Aim - Return the entries verbatim and drop every picture.

Stored items
**********

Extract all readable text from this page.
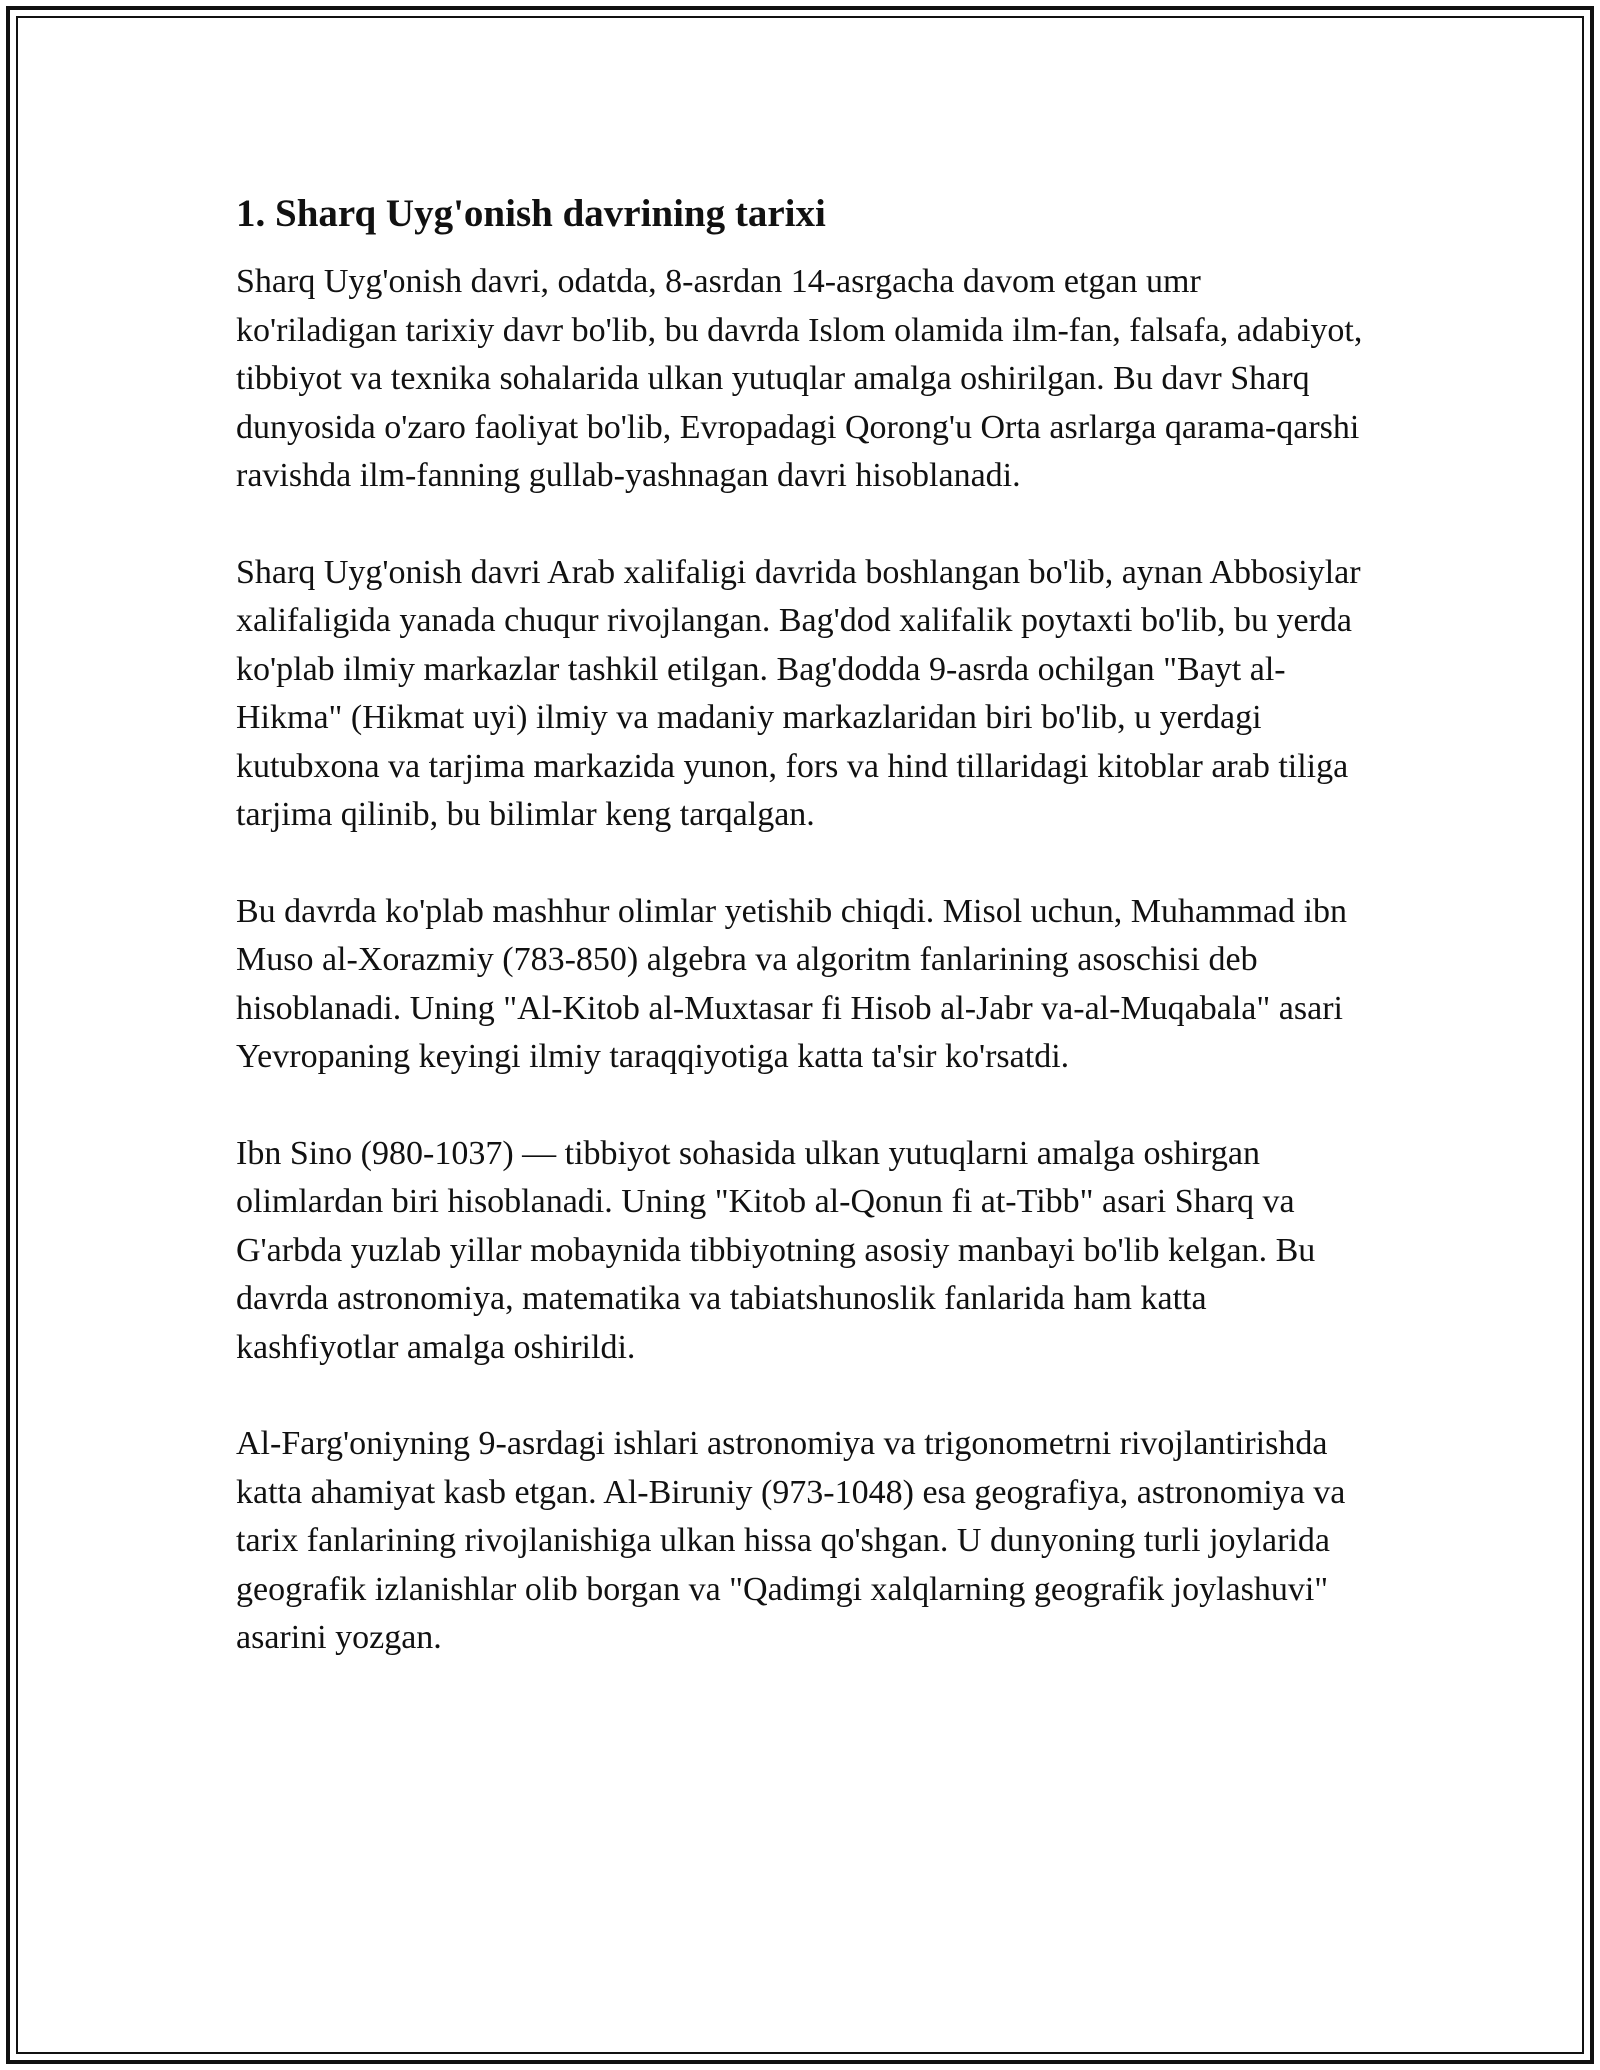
1. Sharq Uyg'onish davrining tarixi

Sharq Uyg'onish davri, odatda, 8-asrdan 14-asrgacha davom etgan umr ko'riladigan tarixiy davr bo'lib, bu davrda Islom olamida ilm-fan, falsafa, adabiyot, tibbiyot va texnika sohalarida ulkan yutuqlar amalga oshirilgan. Bu davr Sharq dunyosida o'zaro faoliyat bo'lib, Evropadagi Qorong'u Orta asrlarga qarama-qarshi ravishda ilm-fanning gullab-yashnagan davri hisoblanadi.

Sharq Uyg'onish davri Arab xalifaligi davrida boshlangan bo'lib, aynan Abbosiylar xalifaligida yanada chuqur rivojlangan. Bag'dod xalifalik poytaxti bo'lib, bu yerda ko'plab ilmiy markazlar tashkil etilgan. Bag'dodda 9-asrda ochilgan "Bayt al-Hikma" (Hikmat uyi) ilmiy va madaniy markazlaridan biri bo'lib, u yerdagi kutubxona va tarjima markazida yunon, fors va hind tillaridagi kitoblar arab tiliga tarjima qilinib, bu bilimlar keng tarqalgan.

Bu davrda ko'plab mashhur olimlar yetishib chiqdi. Misol uchun, Muhammad ibn Muso al-Xorazmiy (783-850) algebra va algoritm fanlarining asoschisi deb hisoblanadi. Uning "Al-Kitob al-Muxtasar fi Hisob al-Jabr va-al-Muqabala" asari Yevropaning keyingi ilmiy taraqqiyotiga katta ta'sir ko'rsatdi.

Ibn Sino (980-1037) — tibbiyot sohasida ulkan yutuqlarni amalga oshirgan olimlardan biri hisoblanadi. Uning "Kitob al-Qonun fi at-Tibb" asari Sharq va G'arbda yuzlab yillar mobaynida tibbiyotning asosiy manbayi bo'lib kelgan. Bu davrda astronomiya, matematika va tabiatshunoslik fanlarida ham katta kashfiyotlar amalga oshirildi.

Al-Farg'oniyning 9-asrdagi ishlari astronomiya va trigonometrni rivojlantirishda katta ahamiyat kasb etgan. Al-Biruniy (973-1048) esa geografiya, astronomiya va tarix fanlarining rivojlanishiga ulkan hissa qo'shgan. U dunyoning turli joylarida geografik izlanishlar olib borgan va "Qadimgi xalqlarning geografik joylashuvi" asarini yozgan.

**********

Expected answer -
Extract all readable text from this page.
1. Sharq Uyg'onish davrining tarixi

Sharq Uyg'onish davri, odatda, 8-asrdan 14-asrgacha davom etgan umr ko'riladigan tarixiy davr bo'lib, bu davrda Islom olamida ilm-fan, falsafa, adabiyot, tibbiyot va texnika sohalarida ulkan yutuqlar amalga oshirilgan. Bu davr Sharq dunyosida o'zaro faoliyat bo'lib, Evropadagi Qorong'u Orta asrlarga qarama-qarshi ravishda ilm-fanning gullab-yashnagan davri hisoblanadi.

Sharq Uyg'onish davri Arab xalifaligi davrida boshlangan bo'lib, aynan Abbosiylar xalifaligida yanada chuqur rivojlangan. Bag'dod xalifalik poytaxti bo'lib, bu yerda ko'plab ilmiy markazlar tashkil etilgan. Bag'dodda 9-asrda ochilgan "Bayt al-Hikma" (Hikmat uyi) ilmiy va madaniy markazlaridan biri bo'lib, u yerdagi kutubxona va tarjima markazida yunon, fors va hind tillaridagi kitoblar arab tiliga tarjima qilinib, bu bilimlar keng tarqalgan.

Bu davrda ko'plab mashhur olimlar yetishib chiqdi. Misol uchun, Muhammad ibn Muso al-Xorazmiy (783-850) algebra va algoritm fanlarining asoschisi deb hisoblanadi. Uning "Al-Kitob al-Muxtasar fi Hisob al-Jabr va-al-Muqabala" asari Yevropaning keyingi ilmiy taraqqiyotiga katta ta'sir ko'rsatdi.

Ibn Sino (980-1037) — tibbiyot sohasida ulkan yutuqlarni amalga oshirgan olimlardan biri hisoblanadi. Uning "Kitob al-Qonun fi at-Tibb" asari Sharq va G'arbda yuzlab yillar mobaynida tibbiyotning asosiy manbayi bo'lib kelgan. Bu davrda astronomiya, matematika va tabiatshunoslik fanlarida ham katta kashfiyotlar amalga oshirildi.

Al-Farg'oniyning 9-asrdagi ishlari astronomiya va trigonometrni rivojlantirishda katta ahamiyat kasb etgan. Al-Biruniy (973-1048) esa geografiya, astronomiya va tarix fanlarining rivojlanishiga ulkan hissa qo'shgan. U dunyoning turli joylarida geografik izlanishlar olib borgan va "Qadimgi xalqlarning geografik joylashuvi" asarini yozgan.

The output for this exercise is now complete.